#### Excerpt to read
************
Empire and Neoliberalism is the product of a conference held at the National University of Singapore in July 2004. The major focus of the book is on Southeast Asia, the conference re-uniting a number of specialists on the region who have been associated at some point in their careers with the Asia Research Centre at Murdoch University in Australia. In addition, the volume has contributions from specialists on globalization, on China, and on India.

I will begin with a familiar lament from reviewers of edited books: the volume is very uneven in the quality of its contributions, and the extent to which they directly address any of the themes identified by the editor. As is often the case in these situations, it seems that the editor might usefully have intervened with a heavier hand — both to insist that some authors link their papers to a set of common themes, and, indeed, to take the hard decision of cutting some papers altogether.

The first part of the book examines "theoretical issues and the international context", focusing primarily on the current sources of U.S. foreign policy, how the U.S. international role might best be conceptualized, and on where Asia, primarily Southeast Asia, fits within U.S. strategy. Because these are the chapters that are most likely to interest a wider audience, I will discuss these in some detail below.
************
#### What is needed
Output the passage of the review verbatim, beginning at the words "I will begin" and stopping after "some papers altogether.". The entries after the review are separate material.

#### Material supplied
************
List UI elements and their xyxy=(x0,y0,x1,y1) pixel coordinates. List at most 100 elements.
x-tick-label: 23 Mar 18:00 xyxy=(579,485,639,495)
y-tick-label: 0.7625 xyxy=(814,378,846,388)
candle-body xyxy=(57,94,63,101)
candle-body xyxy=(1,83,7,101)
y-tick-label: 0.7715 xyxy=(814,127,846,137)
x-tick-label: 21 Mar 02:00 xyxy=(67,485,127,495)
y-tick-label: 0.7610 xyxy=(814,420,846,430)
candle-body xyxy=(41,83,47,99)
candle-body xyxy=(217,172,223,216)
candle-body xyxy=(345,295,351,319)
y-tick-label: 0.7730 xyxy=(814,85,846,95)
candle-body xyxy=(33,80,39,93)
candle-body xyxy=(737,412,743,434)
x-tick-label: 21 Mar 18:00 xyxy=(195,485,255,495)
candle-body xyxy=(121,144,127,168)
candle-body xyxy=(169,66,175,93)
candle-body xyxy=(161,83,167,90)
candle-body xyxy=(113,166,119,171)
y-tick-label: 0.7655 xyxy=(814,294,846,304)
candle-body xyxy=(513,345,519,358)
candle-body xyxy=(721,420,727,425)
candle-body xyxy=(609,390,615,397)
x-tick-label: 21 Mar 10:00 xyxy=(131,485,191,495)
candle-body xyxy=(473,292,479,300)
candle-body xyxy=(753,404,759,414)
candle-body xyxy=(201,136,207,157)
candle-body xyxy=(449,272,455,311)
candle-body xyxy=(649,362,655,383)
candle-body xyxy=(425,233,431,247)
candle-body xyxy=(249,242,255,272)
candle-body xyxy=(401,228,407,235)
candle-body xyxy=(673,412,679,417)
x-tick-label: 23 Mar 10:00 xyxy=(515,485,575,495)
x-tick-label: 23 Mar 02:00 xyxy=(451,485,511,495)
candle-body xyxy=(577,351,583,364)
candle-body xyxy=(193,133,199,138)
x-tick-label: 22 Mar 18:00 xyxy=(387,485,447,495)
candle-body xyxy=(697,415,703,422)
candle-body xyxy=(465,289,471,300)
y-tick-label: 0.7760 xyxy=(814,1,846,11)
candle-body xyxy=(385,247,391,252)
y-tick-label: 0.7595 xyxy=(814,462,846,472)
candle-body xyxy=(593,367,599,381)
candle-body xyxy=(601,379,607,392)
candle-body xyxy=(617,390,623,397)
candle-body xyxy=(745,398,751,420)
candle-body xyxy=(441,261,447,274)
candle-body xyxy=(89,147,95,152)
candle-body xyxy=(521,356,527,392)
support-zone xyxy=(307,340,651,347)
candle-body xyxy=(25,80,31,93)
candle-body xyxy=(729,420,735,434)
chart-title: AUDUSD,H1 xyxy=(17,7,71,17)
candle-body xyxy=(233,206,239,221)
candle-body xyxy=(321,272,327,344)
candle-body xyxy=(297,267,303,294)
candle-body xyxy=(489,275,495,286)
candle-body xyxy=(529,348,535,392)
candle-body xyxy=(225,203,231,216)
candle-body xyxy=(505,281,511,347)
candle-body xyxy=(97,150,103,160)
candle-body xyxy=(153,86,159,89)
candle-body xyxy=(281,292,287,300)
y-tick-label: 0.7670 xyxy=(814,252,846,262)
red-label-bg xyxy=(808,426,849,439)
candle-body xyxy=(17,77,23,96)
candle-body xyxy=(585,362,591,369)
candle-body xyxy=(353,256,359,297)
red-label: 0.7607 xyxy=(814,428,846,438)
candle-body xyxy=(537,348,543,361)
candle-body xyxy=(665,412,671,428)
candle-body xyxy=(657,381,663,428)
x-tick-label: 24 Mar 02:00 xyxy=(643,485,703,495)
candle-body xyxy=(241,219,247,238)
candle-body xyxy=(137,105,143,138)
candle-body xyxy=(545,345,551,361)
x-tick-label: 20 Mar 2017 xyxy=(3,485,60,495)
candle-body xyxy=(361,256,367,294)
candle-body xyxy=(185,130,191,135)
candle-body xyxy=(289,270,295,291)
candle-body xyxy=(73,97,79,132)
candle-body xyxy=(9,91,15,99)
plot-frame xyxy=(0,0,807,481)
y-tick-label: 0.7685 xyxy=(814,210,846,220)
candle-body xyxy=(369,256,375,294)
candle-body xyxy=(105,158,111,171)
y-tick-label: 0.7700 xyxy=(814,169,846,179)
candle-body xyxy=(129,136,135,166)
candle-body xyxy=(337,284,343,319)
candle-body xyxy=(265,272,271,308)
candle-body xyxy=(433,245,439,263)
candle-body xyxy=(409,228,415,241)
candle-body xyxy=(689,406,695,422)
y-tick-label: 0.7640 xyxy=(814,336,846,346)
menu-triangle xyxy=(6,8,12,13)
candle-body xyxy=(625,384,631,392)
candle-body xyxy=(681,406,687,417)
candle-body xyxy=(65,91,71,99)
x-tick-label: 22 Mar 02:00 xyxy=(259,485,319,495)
************
#### The output
I will begin with a familiar lament from reviewers of edited books: the volume is very uneven in the quality of its contributions, and the extent to which they directly address any of the themes identified by the editor. As is often the case in these situations, it seems that the editor might usefully have intervened with a heavier hand — both to insist that some authors link their papers to a set of common themes, and, indeed, to take the hard decision of cutting some papers altogether.